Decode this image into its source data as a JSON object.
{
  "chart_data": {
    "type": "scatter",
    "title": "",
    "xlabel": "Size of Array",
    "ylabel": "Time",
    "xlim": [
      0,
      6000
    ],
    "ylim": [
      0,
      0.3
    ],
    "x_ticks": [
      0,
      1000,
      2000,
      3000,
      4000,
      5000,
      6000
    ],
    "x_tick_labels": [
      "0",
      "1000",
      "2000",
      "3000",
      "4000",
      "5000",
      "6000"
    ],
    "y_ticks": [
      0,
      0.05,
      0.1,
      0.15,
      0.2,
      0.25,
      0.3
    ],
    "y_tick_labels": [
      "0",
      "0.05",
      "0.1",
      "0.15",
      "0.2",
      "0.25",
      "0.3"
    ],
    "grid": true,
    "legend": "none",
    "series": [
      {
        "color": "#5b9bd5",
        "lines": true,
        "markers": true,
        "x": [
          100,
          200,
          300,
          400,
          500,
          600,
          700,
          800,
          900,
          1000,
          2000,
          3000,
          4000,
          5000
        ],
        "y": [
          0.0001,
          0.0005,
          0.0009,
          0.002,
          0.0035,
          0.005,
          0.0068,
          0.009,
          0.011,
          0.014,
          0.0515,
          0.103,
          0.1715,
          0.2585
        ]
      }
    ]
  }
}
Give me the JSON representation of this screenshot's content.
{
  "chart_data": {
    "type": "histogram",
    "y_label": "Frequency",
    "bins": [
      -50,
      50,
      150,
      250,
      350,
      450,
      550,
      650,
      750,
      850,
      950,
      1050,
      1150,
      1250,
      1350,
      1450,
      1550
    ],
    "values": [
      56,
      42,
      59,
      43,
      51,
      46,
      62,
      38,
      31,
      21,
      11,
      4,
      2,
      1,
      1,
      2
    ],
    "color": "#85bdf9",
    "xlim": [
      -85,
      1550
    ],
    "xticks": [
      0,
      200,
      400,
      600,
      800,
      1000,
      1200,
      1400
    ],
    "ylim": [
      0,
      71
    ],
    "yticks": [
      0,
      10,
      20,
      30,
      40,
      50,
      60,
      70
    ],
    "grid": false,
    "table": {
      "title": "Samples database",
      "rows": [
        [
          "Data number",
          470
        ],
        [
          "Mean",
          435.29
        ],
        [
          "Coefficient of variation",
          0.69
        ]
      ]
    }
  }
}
------
Pick out every line of the listing containing the word "this", and show those lines.

Decode this image into its source data as a JSON object.
Give me the JSON representation of this screenshot's content.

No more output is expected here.